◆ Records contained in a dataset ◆
◇ ◇ ◇ ◇ ◇

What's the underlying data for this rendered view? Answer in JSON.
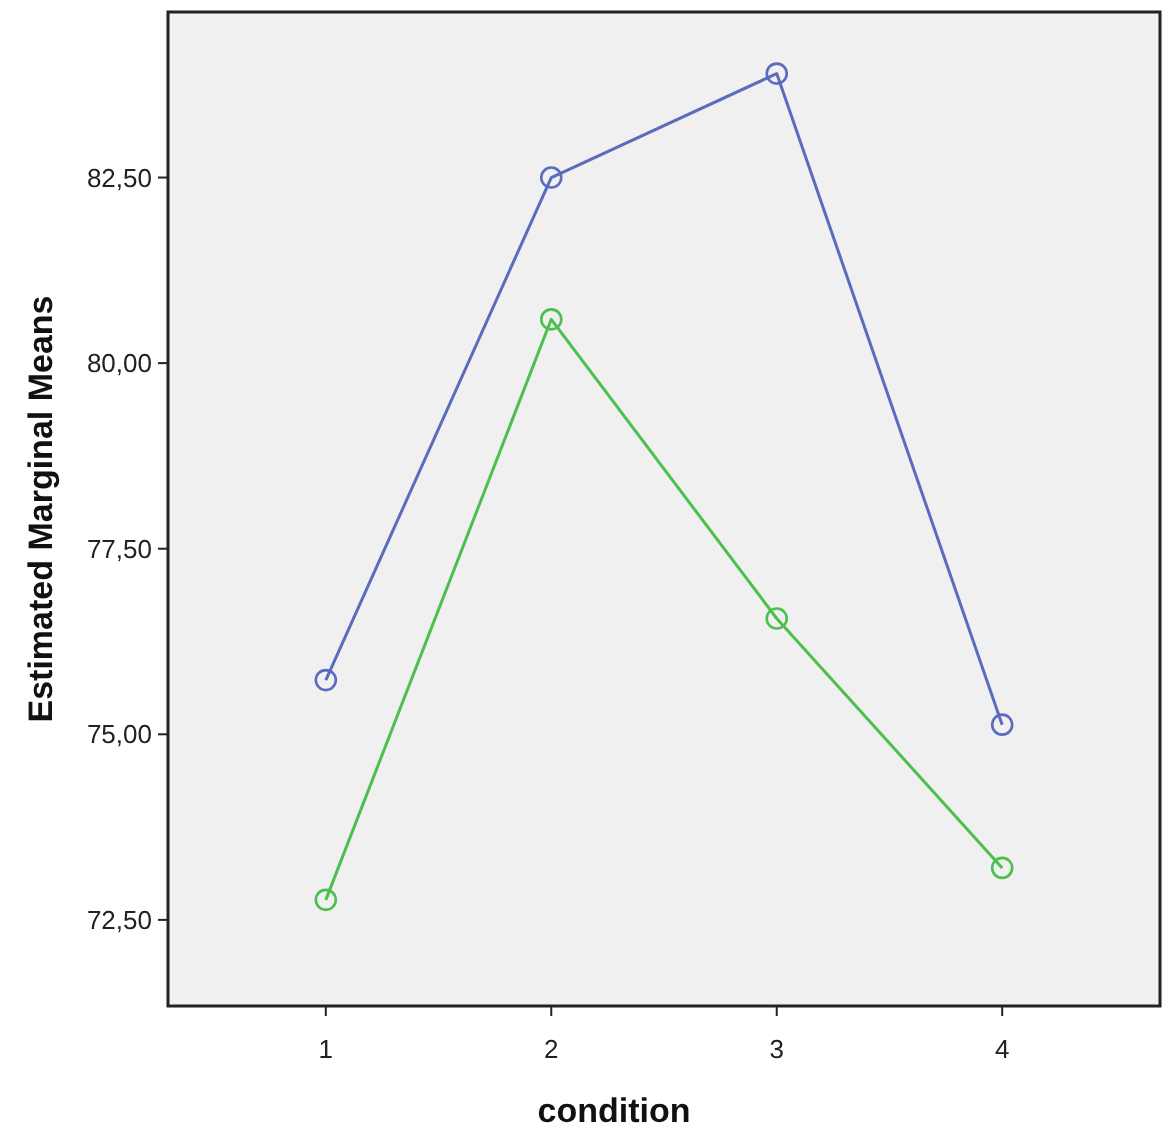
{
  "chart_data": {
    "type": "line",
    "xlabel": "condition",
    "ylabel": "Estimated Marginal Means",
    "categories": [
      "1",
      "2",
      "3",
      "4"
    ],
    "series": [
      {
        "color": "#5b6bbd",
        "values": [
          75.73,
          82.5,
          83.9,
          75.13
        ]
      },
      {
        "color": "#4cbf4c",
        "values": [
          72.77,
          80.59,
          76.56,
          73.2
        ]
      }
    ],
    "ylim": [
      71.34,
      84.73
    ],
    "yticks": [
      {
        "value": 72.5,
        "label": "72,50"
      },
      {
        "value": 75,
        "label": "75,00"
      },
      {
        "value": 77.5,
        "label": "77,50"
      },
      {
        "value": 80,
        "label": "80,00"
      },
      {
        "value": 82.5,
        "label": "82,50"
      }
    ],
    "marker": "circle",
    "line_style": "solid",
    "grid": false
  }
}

◇ ◇ ◇ ◇ ◇

◆ DIRECTIONS FOR THIS TASK ◆
Copy all the records above exactly, but leave out the pictures.

◆ WRITTEN ANSWER ◆
What's the underlying data for this rendered view? Answer in JSON.
{
  "chart_data": {
    "type": "line",
    "xlabel": "condition",
    "ylabel": "Estimated Marginal Means",
    "categories": [
      "1",
      "2",
      "3",
      "4"
    ],
    "series": [
      {
        "color": "#5b6bbd",
        "values": [
          75.73,
          82.5,
          83.9,
          75.13
        ]
      },
      {
        "color": "#4cbf4c",
        "values": [
          72.77,
          80.59,
          76.56,
          73.2
        ]
      }
    ],
    "ylim": [
      71.34,
      84.73
    ],
    "yticks": [
      {
        "value": 72.5,
        "label": "72,50"
      },
      {
        "value": 75,
        "label": "75,00"
      },
      {
        "value": 77.5,
        "label": "77,50"
      },
      {
        "value": 80,
        "label": "80,00"
      },
      {
        "value": 82.5,
        "label": "82,50"
      }
    ],
    "marker": "circle",
    "line_style": "solid",
    "grid": false
  }
}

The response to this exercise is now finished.